**What you need to do**
Copy the records below word for word, starting at their very first line and ending at the line that contains "blurred-subscriber-number — [424, 527, 542, 549]", with that line included.

[Dataset excerpt]

=======

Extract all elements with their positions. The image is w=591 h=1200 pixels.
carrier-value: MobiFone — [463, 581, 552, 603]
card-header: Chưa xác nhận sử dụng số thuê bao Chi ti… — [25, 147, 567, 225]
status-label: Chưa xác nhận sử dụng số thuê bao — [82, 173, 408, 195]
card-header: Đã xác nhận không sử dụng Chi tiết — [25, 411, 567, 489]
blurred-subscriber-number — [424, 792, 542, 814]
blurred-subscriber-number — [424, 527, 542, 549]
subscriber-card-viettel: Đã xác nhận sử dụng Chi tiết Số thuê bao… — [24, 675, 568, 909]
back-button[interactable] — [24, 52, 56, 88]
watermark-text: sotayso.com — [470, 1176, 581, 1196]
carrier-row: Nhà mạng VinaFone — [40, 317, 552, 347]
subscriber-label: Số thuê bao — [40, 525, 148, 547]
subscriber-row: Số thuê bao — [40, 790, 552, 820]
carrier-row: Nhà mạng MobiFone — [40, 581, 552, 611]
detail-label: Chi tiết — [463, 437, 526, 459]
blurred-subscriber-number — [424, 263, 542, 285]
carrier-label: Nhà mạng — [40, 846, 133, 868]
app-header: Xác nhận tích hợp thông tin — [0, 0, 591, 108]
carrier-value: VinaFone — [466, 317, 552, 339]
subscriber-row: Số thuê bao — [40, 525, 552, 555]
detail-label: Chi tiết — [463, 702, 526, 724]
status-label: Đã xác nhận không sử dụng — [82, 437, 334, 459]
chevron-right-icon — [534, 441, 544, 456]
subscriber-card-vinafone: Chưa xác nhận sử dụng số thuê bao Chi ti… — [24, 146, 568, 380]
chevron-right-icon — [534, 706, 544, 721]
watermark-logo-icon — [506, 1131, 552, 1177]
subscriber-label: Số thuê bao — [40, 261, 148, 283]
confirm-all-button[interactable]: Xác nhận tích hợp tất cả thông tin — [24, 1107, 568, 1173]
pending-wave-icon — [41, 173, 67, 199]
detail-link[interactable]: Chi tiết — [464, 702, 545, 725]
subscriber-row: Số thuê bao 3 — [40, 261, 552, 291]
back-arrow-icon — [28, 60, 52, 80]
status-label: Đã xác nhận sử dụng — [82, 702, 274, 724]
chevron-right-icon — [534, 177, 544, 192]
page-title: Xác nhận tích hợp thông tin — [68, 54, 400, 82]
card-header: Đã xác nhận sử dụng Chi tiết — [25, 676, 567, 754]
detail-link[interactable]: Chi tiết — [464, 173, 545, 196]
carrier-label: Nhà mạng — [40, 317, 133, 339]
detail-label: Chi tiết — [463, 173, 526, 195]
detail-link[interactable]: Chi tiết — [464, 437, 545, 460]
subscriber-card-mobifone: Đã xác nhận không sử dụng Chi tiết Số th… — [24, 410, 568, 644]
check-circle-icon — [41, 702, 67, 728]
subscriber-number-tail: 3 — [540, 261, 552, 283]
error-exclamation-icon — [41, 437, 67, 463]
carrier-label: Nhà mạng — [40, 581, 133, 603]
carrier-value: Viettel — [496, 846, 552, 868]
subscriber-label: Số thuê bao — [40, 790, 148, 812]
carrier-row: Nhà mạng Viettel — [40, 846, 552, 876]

=======

**Problem solution**
Extract all elements with their positions. The image is w=591 h=1200 pixels.
carrier-value: MobiFone — [463, 581, 552, 603]
card-header: Chưa xác nhận sử dụng số thuê bao Chi ti… — [25, 147, 567, 225]
status-label: Chưa xác nhận sử dụng số thuê bao — [82, 173, 408, 195]
card-header: Đã xác nhận không sử dụng Chi tiết — [25, 411, 567, 489]
blurred-subscriber-number — [424, 792, 542, 814]
blurred-subscriber-number — [424, 527, 542, 549]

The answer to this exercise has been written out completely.